begin ROWS

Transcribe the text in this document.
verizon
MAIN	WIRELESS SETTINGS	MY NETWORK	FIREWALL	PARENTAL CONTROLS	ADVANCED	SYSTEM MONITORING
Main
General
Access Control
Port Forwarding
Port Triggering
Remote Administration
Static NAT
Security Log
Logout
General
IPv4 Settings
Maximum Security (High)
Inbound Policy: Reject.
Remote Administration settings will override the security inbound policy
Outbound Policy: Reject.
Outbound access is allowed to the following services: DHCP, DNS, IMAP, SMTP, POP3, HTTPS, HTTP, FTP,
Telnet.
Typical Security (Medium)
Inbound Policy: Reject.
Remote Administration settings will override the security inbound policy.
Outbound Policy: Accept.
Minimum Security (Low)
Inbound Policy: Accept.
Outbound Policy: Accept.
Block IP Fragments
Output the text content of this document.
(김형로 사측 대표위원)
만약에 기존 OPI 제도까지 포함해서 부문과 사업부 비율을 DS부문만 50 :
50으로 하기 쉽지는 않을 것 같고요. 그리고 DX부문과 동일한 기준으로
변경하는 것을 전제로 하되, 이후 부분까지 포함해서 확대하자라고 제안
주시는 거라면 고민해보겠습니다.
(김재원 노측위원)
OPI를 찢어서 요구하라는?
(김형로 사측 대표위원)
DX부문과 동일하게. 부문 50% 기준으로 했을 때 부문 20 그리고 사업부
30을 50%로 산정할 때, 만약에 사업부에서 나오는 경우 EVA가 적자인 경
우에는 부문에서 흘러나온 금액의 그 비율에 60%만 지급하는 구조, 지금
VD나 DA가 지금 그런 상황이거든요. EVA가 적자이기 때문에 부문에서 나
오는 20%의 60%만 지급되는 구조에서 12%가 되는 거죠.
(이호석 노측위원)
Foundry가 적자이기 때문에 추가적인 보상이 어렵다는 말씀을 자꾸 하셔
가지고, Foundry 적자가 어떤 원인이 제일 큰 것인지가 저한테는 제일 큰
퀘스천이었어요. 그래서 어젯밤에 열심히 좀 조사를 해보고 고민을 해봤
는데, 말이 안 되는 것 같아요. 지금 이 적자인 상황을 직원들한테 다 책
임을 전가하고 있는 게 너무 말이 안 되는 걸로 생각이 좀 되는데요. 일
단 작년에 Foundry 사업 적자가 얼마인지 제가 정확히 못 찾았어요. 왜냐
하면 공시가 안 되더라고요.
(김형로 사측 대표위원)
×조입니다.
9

end ROWS

→ **WHAT YOU NEED TO DO**:
Would you reproduce the material above in full, exactly as given?

→ **OUTPUT BELOW**:
Transcribe the text in this document.
verizon
MAIN	WIRELESS SETTINGS	MY NETWORK	FIREWALL	PARENTAL CONTROLS	ADVANCED	SYSTEM MONITORING
Main
General
Access Control
Port Forwarding
Port Triggering
Remote Administration
Static NAT
Security Log
Logout
General
IPv4 Settings
Maximum Security (High)
Inbound Policy: Reject.
Remote Administration settings will override the security inbound policy
Outbound Policy: Reject.
Outbound access is allowed to the following services: DHCP, DNS, IMAP, SMTP, POP3, HTTPS, HTTP, FTP,
Telnet.
Typical Security (Medium)
Inbound Policy: Reject.
Remote Administration settings will override the security inbound policy.
Outbound Policy: Accept.
Minimum Security (Low)
Inbound Policy: Accept.
Outbound Policy: Accept.
Block IP Fragments
Output the text content of this document.
(김형로 사측 대표위원)
만약에 기존 OPI 제도까지 포함해서 부문과 사업부 비율을 DS부문만 50 :
50으로 하기 쉽지는 않을 것 같고요. 그리고 DX부문과 동일한 기준으로
변경하는 것을 전제로 하되, 이후 부분까지 포함해서 확대하자라고 제안
주시는 거라면 고민해보겠습니다.
(김재원 노측위원)
OPI를 찢어서 요구하라는?
(김형로 사측 대표위원)
DX부문과 동일하게. 부문 50% 기준으로 했을 때 부문 20 그리고 사업부
30을 50%로 산정할 때, 만약에 사업부에서 나오는 경우 EVA가 적자인 경
우에는 부문에서 흘러나온 금액의 그 비율에 60%만 지급하는 구조, 지금
VD나 DA가 지금 그런 상황이거든요. EVA가 적자이기 때문에 부문에서 나
오는 20%의 60%만 지급되는 구조에서 12%가 되는 거죠.
(이호석 노측위원)
Foundry가 적자이기 때문에 추가적인 보상이 어렵다는 말씀을 자꾸 하셔
가지고, Foundry 적자가 어떤 원인이 제일 큰 것인지가 저한테는 제일 큰
퀘스천이었어요. 그래서 어젯밤에 열심히 좀 조사를 해보고 고민을 해봤
는데, 말이 안 되는 것 같아요. 지금 이 적자인 상황을 직원들한테 다 책
임을 전가하고 있는 게 너무 말이 안 되는 걸로 생각이 좀 되는데요. 일
단 작년에 Foundry 사업 적자가 얼마인지 제가 정확히 못 찾았어요. 왜냐
하면 공시가 안 되더라고요.
(김형로 사측 대표위원)
×조입니다.
9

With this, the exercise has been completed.